What the task requires. Retype the material below. Keep every word exactly as it is.
>> start Records shown
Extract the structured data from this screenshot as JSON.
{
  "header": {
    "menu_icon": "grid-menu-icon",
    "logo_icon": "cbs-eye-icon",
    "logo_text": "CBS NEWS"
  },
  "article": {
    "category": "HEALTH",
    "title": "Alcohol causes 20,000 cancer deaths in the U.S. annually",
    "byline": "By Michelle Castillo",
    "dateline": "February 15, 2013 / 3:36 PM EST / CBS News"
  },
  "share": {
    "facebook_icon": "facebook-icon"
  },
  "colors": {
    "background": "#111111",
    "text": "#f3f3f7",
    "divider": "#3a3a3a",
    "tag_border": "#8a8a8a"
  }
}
>> end Records shown
Expected output.
Extract the structured data from this screenshot as JSON.
{
  "header": {
    "menu_icon": "grid-menu-icon",
    "logo_icon": "cbs-eye-icon",
    "logo_text": "CBS NEWS"
  },
  "article": {
    "category": "HEALTH",
    "title": "Alcohol causes 20,000 cancer deaths in the U.S. annually",
    "byline": "By Michelle Castillo",
    "dateline": "February 15, 2013 / 3:36 PM EST / CBS News"
  },
  "share": {
    "facebook_icon": "facebook-icon"
  },
  "colors": {
    "background": "#111111",
    "text": "#f3f3f7",
    "divider": "#3a3a3a",
    "tag_border": "#8a8a8a"
  }
}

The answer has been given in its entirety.